INSTRUCTIONS TO FOLLOW
Print every record exactly as it appears. Leave the pictures out.

SUPPLIED RECORDS

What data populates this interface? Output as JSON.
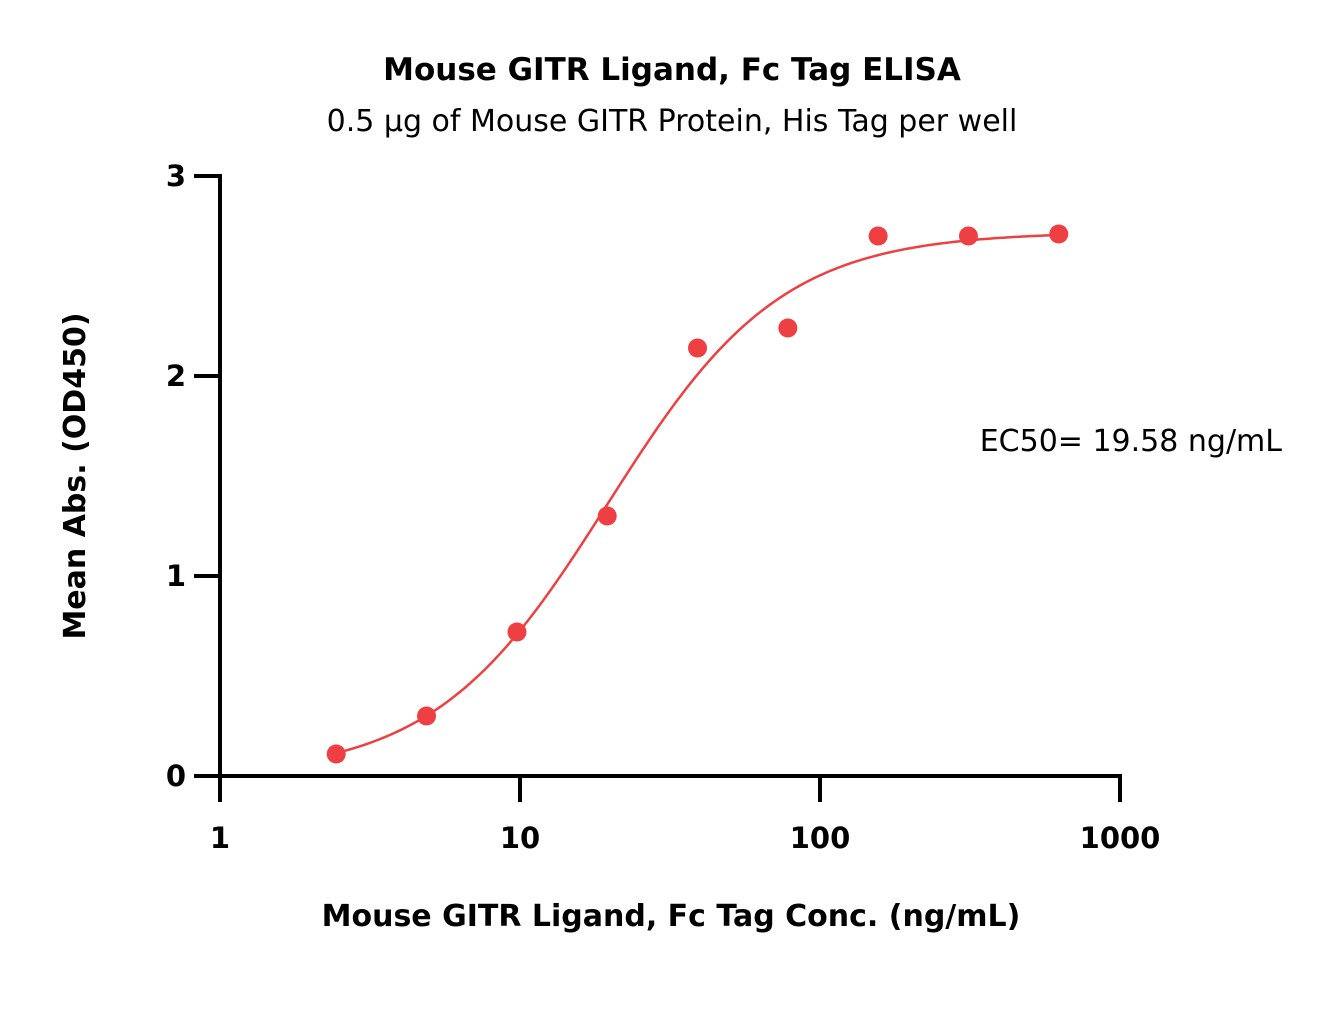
{
  "chart_data": {
    "type": "scatter",
    "title": "Mouse GITR Ligand, Fc Tag ELISA",
    "subtitle": "0.5 μg of Mouse GITR Protein, His Tag per well",
    "xlabel": "Mouse GITR Ligand, Fc Tag Conc. (ng/mL)",
    "ylabel": "Mean Abs. (OD450)",
    "x_scale": "log",
    "xlim": [
      1,
      1000
    ],
    "ylim": [
      0,
      3
    ],
    "x_ticks": [
      "1",
      "10",
      "100",
      "1000"
    ],
    "y_ticks": [
      "0",
      "1",
      "2",
      "3"
    ],
    "series": [
      {
        "x": [
          2.44,
          4.88,
          9.77,
          19.53,
          39.06,
          78.13,
          156.25,
          312.5,
          625
        ],
        "y": [
          0.11,
          0.3,
          0.72,
          1.3,
          2.14,
          2.24,
          2.7,
          2.7,
          2.71
        ]
      }
    ],
    "fit_curve": {
      "model": "4PL",
      "bottom": 0.0,
      "top": 2.72,
      "ec50": 19.58,
      "hill": 1.5
    },
    "annotation": "EC50= 19.58 ng/mL",
    "grid": false,
    "legend": "none",
    "colors": {
      "points": "#ee3f42",
      "curve": "#ee3f42",
      "axes": "#000000"
    }
  }
}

ANSWER TO THIS PROBLEM
What data populates this interface? Output as JSON.
{
  "chart_data": {
    "type": "scatter",
    "title": "Mouse GITR Ligand, Fc Tag ELISA",
    "subtitle": "0.5 μg of Mouse GITR Protein, His Tag per well",
    "xlabel": "Mouse GITR Ligand, Fc Tag Conc. (ng/mL)",
    "ylabel": "Mean Abs. (OD450)",
    "x_scale": "log",
    "xlim": [
      1,
      1000
    ],
    "ylim": [
      0,
      3
    ],
    "x_ticks": [
      "1",
      "10",
      "100",
      "1000"
    ],
    "y_ticks": [
      "0",
      "1",
      "2",
      "3"
    ],
    "series": [
      {
        "x": [
          2.44,
          4.88,
          9.77,
          19.53,
          39.06,
          78.13,
          156.25,
          312.5,
          625
        ],
        "y": [
          0.11,
          0.3,
          0.72,
          1.3,
          2.14,
          2.24,
          2.7,
          2.7,
          2.71
        ]
      }
    ],
    "fit_curve": {
      "model": "4PL",
      "bottom": 0.0,
      "top": 2.72,
      "ec50": 19.58,
      "hill": 1.5
    },
    "annotation": "EC50= 19.58 ng/mL",
    "grid": false,
    "legend": "none",
    "colors": {
      "points": "#ee3f42",
      "curve": "#ee3f42",
      "axes": "#000000"
    }
  }
}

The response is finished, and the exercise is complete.